-- BEGIN --
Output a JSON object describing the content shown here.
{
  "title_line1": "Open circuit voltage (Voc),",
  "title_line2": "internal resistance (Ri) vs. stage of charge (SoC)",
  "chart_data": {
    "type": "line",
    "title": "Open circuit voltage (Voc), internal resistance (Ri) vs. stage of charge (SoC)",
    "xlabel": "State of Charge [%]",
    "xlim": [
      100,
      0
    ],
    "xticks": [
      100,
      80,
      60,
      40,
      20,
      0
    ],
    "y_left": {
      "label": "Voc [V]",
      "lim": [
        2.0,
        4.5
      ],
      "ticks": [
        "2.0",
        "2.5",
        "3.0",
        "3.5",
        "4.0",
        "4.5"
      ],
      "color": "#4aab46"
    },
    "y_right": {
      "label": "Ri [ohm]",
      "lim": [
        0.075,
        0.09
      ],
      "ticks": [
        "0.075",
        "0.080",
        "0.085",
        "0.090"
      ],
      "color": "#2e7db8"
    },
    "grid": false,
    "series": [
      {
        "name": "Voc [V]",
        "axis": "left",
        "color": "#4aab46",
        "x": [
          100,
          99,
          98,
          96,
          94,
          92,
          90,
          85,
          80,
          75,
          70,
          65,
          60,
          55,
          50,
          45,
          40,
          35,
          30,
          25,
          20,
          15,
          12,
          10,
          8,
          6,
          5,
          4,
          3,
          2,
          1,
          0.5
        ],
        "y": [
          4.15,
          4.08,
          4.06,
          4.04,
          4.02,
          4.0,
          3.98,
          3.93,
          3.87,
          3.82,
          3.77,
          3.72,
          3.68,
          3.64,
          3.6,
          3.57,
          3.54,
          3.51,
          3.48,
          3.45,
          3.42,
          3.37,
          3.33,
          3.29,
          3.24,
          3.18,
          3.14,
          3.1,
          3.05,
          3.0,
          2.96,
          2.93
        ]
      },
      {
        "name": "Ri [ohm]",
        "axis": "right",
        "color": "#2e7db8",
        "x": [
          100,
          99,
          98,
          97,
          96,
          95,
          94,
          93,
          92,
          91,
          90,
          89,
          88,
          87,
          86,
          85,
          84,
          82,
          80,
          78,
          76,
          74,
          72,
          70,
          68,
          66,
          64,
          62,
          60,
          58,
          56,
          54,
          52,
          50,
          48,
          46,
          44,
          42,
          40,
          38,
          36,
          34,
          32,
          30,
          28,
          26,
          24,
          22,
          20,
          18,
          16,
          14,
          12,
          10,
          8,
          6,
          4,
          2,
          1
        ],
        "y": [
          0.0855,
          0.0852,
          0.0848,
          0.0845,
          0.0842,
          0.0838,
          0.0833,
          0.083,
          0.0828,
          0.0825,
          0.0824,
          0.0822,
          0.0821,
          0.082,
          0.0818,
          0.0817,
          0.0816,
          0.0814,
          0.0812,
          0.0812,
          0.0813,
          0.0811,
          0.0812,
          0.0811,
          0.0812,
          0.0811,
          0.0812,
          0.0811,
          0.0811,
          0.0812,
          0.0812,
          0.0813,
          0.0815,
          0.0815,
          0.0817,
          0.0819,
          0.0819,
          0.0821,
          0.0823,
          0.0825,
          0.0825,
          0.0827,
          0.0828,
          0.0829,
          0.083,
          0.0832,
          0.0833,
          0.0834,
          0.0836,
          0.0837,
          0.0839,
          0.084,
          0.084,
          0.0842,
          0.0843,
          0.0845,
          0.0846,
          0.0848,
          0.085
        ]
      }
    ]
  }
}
-- END --
_Task requirements:_
Each line holding the word "color" counts once; report the total and nothing else.

_Answer:_
4